PROBLEM DESCRIPTION: How many lines in these records hold the string "this"? Reply with the number alone.

------

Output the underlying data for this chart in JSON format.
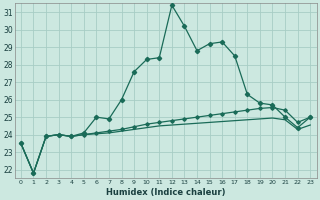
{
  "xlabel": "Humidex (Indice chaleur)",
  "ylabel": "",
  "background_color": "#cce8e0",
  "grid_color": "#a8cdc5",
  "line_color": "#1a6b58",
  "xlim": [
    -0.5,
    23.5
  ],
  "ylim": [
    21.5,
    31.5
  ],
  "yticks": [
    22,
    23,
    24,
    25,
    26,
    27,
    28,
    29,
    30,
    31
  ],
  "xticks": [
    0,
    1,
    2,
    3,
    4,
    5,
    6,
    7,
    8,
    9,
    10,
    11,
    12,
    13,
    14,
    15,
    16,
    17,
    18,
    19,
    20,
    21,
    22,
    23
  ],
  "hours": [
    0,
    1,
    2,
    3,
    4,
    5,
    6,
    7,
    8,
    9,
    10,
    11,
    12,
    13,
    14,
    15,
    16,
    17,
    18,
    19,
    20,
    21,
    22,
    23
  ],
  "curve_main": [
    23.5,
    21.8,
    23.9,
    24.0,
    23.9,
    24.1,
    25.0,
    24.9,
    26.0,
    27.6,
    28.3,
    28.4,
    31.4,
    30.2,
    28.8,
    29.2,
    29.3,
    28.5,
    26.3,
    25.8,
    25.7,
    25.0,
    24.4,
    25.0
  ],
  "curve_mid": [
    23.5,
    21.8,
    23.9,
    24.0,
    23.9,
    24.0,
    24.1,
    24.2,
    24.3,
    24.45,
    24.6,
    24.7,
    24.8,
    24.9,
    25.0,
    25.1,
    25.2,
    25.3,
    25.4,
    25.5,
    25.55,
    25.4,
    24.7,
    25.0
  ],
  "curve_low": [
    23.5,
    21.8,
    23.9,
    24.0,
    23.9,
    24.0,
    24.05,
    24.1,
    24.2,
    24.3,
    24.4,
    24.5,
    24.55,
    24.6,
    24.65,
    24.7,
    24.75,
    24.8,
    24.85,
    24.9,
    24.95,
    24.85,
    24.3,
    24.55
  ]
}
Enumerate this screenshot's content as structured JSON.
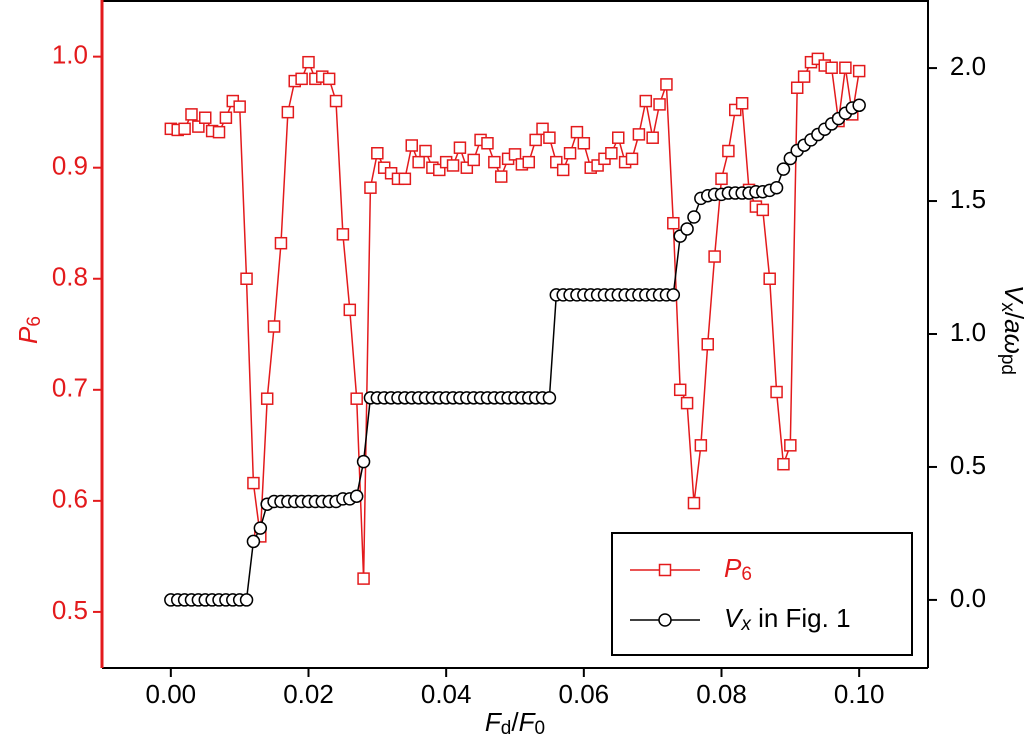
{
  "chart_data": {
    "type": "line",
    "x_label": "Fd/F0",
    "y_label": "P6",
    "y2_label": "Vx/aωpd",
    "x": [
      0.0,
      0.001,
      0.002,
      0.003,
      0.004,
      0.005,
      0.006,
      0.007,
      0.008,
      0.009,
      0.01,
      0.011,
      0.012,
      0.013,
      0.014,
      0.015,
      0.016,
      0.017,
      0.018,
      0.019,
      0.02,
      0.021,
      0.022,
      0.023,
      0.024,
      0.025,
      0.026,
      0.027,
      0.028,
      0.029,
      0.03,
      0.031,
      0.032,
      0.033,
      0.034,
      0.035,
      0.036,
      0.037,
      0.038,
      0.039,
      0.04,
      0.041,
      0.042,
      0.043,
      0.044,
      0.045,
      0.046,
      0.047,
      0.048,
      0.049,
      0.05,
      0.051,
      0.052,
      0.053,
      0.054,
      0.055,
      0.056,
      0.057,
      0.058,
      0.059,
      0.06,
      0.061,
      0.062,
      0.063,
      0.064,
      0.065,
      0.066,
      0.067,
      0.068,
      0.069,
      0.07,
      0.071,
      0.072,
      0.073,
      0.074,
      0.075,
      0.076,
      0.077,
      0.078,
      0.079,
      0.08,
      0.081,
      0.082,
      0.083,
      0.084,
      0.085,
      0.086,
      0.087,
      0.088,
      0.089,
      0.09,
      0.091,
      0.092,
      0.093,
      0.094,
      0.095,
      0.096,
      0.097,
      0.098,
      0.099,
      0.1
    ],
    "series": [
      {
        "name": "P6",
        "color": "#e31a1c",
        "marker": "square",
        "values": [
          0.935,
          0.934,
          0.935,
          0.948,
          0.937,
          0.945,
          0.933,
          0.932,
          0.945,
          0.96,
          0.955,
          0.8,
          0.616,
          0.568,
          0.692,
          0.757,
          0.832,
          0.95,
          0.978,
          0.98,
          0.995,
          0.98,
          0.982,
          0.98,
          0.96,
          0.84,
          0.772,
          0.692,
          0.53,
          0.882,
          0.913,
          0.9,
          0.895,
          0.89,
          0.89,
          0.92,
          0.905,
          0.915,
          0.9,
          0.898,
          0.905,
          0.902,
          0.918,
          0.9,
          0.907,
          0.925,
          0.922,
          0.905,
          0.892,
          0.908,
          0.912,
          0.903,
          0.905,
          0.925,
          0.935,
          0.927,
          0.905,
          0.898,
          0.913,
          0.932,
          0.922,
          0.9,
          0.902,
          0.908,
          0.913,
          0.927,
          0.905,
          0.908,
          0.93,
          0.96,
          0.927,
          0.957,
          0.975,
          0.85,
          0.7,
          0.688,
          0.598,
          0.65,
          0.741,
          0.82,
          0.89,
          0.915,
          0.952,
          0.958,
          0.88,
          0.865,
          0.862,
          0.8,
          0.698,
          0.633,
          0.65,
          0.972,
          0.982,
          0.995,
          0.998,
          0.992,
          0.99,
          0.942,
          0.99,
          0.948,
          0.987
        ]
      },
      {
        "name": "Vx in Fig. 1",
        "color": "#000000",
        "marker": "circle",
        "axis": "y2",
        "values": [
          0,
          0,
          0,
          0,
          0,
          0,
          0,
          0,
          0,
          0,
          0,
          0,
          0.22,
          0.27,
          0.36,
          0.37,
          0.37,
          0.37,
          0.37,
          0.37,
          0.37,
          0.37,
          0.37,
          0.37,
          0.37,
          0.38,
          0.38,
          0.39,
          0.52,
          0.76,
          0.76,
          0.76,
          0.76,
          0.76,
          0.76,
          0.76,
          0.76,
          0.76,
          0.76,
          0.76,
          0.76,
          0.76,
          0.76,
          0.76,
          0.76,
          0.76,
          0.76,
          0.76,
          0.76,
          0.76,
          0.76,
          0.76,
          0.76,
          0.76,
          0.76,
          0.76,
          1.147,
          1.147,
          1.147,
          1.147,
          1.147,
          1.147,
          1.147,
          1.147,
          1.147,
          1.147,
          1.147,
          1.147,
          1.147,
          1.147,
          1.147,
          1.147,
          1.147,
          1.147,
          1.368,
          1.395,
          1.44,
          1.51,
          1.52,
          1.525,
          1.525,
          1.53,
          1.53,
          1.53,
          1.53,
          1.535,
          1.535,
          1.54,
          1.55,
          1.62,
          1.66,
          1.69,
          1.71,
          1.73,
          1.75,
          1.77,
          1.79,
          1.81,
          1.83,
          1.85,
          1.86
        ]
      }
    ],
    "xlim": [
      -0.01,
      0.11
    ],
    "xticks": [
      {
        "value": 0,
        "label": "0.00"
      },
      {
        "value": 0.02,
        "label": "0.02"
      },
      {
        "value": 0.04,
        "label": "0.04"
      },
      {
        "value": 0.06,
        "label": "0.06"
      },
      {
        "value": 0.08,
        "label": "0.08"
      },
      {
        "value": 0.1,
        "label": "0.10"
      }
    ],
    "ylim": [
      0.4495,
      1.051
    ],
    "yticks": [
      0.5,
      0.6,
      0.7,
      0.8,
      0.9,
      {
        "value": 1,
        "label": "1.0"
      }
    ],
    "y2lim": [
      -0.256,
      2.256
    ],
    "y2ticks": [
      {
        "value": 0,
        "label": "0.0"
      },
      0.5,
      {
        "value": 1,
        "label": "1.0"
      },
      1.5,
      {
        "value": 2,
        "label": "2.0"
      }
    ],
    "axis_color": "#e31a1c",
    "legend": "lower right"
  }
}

------

COMPLETE ANSWER: 2